(Objective) Gather each line of the entries below that includes "Sherry".

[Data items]
%%

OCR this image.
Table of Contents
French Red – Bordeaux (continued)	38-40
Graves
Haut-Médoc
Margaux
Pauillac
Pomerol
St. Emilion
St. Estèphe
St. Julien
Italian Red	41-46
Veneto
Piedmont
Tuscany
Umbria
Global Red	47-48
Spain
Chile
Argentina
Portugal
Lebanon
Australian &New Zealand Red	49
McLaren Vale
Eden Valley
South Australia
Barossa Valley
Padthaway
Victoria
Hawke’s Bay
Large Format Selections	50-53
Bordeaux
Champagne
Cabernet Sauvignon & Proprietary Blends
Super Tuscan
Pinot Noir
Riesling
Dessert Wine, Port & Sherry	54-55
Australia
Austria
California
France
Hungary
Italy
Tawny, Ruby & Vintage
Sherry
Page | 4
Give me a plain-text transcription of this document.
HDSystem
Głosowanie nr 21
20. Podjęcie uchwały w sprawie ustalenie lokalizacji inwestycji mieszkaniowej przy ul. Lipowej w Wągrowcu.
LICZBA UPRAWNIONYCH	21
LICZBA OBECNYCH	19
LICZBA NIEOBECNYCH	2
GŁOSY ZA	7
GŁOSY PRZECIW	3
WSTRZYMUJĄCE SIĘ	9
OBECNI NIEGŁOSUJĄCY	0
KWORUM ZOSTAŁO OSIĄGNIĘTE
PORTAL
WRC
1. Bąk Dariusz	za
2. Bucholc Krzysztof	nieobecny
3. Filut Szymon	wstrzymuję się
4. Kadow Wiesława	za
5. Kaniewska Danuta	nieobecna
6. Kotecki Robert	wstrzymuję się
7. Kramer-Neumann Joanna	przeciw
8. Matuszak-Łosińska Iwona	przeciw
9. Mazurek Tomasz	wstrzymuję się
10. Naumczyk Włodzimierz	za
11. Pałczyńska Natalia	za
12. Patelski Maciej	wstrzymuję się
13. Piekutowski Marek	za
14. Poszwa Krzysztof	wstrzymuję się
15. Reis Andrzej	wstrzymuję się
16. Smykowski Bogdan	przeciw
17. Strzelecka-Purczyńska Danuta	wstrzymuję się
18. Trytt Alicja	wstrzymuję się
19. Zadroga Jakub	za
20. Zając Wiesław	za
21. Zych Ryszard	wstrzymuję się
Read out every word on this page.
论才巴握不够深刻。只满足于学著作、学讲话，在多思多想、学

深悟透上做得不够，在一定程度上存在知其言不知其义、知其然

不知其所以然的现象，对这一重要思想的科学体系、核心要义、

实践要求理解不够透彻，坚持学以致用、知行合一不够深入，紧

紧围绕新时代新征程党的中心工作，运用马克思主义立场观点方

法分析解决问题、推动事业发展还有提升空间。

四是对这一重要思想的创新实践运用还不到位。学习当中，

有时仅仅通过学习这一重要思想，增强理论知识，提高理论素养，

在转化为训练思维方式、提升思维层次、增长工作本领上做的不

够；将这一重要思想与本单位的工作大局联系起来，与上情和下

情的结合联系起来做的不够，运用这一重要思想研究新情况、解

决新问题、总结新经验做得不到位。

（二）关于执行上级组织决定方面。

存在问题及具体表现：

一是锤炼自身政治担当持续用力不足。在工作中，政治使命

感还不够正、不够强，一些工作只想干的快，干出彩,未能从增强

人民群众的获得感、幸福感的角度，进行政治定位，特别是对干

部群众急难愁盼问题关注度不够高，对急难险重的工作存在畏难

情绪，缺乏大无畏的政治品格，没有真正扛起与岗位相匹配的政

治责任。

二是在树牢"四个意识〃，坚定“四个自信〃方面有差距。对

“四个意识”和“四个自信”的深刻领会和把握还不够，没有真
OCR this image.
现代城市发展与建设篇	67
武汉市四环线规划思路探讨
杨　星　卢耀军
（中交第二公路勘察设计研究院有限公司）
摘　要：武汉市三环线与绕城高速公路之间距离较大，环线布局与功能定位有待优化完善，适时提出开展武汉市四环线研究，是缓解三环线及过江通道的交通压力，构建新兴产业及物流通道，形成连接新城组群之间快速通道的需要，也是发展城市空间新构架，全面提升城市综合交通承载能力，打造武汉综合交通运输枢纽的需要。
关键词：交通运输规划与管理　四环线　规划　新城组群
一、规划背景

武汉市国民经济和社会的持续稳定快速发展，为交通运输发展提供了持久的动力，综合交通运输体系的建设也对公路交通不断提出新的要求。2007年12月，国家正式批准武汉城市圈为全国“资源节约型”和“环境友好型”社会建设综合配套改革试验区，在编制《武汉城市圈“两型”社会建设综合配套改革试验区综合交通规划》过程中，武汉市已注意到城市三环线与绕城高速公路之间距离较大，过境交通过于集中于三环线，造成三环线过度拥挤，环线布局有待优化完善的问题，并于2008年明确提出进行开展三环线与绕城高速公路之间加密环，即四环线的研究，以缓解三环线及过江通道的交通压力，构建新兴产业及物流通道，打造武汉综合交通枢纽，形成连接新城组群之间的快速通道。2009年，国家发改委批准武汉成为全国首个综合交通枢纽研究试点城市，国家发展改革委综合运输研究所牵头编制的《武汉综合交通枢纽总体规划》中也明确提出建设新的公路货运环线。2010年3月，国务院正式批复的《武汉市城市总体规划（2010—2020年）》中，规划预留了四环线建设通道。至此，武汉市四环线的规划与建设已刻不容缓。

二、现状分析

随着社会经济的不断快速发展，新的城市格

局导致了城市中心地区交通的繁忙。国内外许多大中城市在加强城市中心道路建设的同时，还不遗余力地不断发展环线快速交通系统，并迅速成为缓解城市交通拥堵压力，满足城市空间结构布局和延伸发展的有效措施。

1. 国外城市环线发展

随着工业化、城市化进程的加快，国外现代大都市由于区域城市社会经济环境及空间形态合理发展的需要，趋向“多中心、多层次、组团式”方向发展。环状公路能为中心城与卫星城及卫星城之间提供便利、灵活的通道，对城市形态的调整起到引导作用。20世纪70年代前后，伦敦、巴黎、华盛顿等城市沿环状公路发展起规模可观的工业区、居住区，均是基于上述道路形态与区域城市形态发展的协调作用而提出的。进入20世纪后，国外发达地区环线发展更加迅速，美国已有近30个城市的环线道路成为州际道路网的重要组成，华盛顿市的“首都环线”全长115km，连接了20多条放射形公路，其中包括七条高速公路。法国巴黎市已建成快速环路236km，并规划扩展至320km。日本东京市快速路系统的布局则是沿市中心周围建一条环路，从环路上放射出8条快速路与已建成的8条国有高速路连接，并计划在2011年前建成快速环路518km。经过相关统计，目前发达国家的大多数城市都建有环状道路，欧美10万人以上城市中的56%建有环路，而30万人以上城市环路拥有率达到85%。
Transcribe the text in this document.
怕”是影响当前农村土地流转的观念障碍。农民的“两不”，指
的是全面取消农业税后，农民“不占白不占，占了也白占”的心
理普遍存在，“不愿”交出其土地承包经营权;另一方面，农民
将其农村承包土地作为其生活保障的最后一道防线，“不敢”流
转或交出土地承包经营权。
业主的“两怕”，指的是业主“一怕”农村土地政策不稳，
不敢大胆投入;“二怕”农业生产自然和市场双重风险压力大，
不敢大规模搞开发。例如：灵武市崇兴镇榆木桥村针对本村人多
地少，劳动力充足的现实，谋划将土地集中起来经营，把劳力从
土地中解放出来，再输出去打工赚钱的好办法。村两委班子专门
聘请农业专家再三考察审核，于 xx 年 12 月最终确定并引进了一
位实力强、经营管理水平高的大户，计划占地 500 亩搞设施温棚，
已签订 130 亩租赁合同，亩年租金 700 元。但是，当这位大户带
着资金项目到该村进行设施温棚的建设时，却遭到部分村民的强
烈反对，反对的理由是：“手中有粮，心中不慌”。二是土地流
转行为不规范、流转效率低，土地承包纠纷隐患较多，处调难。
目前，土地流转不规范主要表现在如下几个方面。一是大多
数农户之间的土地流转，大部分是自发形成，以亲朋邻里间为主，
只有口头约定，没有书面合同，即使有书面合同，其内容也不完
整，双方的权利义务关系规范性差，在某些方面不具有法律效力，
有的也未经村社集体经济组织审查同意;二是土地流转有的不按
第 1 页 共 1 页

%%

(Solution for this task)
Dessert Wine, Port & Sherry	54-55
Sherry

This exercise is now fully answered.